> [Task data]
——
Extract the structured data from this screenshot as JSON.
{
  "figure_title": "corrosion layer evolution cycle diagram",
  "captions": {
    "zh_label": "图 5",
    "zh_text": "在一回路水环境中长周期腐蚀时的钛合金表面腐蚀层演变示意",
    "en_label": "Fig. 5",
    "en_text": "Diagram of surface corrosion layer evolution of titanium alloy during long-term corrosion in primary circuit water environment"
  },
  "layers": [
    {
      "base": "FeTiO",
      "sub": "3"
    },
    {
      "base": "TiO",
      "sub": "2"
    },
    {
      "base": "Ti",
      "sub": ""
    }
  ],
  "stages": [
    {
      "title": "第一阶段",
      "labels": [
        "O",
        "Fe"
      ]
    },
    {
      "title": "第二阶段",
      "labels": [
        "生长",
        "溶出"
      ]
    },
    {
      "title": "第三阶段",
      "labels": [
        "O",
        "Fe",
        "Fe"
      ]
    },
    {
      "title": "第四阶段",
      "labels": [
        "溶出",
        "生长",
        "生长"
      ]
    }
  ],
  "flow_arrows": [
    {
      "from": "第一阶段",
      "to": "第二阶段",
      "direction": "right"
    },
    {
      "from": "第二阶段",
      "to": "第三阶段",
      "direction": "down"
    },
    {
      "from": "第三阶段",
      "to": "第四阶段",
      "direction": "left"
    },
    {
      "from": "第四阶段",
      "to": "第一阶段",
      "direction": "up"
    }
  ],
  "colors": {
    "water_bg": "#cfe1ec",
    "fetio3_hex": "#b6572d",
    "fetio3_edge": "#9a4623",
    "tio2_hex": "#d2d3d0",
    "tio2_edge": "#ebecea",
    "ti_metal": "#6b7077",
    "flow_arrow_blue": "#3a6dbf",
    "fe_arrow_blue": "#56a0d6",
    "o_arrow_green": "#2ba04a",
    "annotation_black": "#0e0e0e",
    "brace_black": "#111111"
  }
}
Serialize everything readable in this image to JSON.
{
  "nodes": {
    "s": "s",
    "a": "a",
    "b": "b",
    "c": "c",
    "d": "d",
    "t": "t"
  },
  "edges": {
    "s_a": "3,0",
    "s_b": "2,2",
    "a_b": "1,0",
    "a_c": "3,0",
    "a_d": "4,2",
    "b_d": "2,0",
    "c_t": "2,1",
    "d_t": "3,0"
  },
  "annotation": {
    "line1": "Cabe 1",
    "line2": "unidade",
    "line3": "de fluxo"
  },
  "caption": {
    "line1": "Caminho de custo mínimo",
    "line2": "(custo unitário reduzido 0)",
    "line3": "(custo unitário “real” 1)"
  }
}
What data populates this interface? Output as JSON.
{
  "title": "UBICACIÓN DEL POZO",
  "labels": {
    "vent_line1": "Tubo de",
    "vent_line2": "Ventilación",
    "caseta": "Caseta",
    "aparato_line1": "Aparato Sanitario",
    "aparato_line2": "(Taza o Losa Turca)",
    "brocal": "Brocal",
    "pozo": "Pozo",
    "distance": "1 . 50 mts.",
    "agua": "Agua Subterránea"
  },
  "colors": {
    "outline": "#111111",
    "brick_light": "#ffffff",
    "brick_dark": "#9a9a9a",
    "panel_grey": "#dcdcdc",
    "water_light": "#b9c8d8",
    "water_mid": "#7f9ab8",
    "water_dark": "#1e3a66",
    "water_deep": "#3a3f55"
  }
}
——
Go through the records and gather the lines that hold "direction".

> [Output for this exercise]
      "direction": "right"
      "direction": "down"
      "direction": "left"
      "direction": "up"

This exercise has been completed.